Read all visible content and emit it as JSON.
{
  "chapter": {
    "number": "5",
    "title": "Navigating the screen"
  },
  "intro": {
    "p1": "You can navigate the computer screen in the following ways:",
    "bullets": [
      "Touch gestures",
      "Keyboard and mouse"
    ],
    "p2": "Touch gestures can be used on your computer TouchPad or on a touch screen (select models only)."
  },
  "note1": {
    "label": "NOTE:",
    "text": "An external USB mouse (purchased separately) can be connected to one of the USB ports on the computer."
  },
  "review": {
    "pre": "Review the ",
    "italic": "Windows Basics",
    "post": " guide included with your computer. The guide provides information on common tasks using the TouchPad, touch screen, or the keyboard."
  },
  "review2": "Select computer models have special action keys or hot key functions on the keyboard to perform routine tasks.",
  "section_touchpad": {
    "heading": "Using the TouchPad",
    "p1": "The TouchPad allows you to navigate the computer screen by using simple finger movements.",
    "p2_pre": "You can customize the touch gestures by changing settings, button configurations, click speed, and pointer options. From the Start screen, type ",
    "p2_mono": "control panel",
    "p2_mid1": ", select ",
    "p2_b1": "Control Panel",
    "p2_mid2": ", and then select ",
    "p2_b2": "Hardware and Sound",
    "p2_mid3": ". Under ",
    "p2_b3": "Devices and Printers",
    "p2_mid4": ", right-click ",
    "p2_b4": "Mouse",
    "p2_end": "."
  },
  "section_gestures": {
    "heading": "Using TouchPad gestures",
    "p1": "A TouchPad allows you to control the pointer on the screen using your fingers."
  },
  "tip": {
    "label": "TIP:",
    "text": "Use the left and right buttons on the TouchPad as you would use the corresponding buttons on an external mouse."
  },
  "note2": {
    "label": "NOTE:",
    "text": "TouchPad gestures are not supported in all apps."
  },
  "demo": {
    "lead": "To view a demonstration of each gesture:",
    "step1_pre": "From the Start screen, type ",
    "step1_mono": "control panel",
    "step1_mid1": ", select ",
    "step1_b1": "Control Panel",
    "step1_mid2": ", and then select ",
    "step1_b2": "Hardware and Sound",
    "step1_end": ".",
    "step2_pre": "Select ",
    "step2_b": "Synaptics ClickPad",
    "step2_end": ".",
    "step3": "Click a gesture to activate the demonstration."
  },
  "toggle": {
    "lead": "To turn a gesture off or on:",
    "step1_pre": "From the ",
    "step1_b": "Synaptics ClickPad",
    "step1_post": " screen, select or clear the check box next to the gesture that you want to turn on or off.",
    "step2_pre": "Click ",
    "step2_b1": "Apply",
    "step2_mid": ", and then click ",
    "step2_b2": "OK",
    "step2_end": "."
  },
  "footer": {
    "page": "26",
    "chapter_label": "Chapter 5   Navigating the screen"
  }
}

........

__WHAT YOU SHOULD DO__
Would you reproduce all the entries exactly?

__ANSWER TO THE PROBLEM__
Read all visible content and emit it as JSON.
{
  "chapter": {
    "number": "5",
    "title": "Navigating the screen"
  },
  "intro": {
    "p1": "You can navigate the computer screen in the following ways:",
    "bullets": [
      "Touch gestures",
      "Keyboard and mouse"
    ],
    "p2": "Touch gestures can be used on your computer TouchPad or on a touch screen (select models only)."
  },
  "note1": {
    "label": "NOTE:",
    "text": "An external USB mouse (purchased separately) can be connected to one of the USB ports on the computer."
  },
  "review": {
    "pre": "Review the ",
    "italic": "Windows Basics",
    "post": " guide included with your computer. The guide provides information on common tasks using the TouchPad, touch screen, or the keyboard."
  },
  "review2": "Select computer models have special action keys or hot key functions on the keyboard to perform routine tasks.",
  "section_touchpad": {
    "heading": "Using the TouchPad",
    "p1": "The TouchPad allows you to navigate the computer screen by using simple finger movements.",
    "p2_pre": "You can customize the touch gestures by changing settings, button configurations, click speed, and pointer options. From the Start screen, type ",
    "p2_mono": "control panel",
    "p2_mid1": ", select ",
    "p2_b1": "Control Panel",
    "p2_mid2": ", and then select ",
    "p2_b2": "Hardware and Sound",
    "p2_mid3": ". Under ",
    "p2_b3": "Devices and Printers",
    "p2_mid4": ", right-click ",
    "p2_b4": "Mouse",
    "p2_end": "."
  },
  "section_gestures": {
    "heading": "Using TouchPad gestures",
    "p1": "A TouchPad allows you to control the pointer on the screen using your fingers."
  },
  "tip": {
    "label": "TIP:",
    "text": "Use the left and right buttons on the TouchPad as you would use the corresponding buttons on an external mouse."
  },
  "note2": {
    "label": "NOTE:",
    "text": "TouchPad gestures are not supported in all apps."
  },
  "demo": {
    "lead": "To view a demonstration of each gesture:",
    "step1_pre": "From the Start screen, type ",
    "step1_mono": "control panel",
    "step1_mid1": ", select ",
    "step1_b1": "Control Panel",
    "step1_mid2": ", and then select ",
    "step1_b2": "Hardware and Sound",
    "step1_end": ".",
    "step2_pre": "Select ",
    "step2_b": "Synaptics ClickPad",
    "step2_end": ".",
    "step3": "Click a gesture to activate the demonstration."
  },
  "toggle": {
    "lead": "To turn a gesture off or on:",
    "step1_pre": "From the ",
    "step1_b": "Synaptics ClickPad",
    "step1_post": " screen, select or clear the check box next to the gesture that you want to turn on or off.",
    "step2_pre": "Click ",
    "step2_b1": "Apply",
    "step2_mid": ", and then click ",
    "step2_b2": "OK",
    "step2_end": "."
  },
  "footer": {
    "page": "26",
    "chapter_label": "Chapter 5   Navigating the screen"
  }
}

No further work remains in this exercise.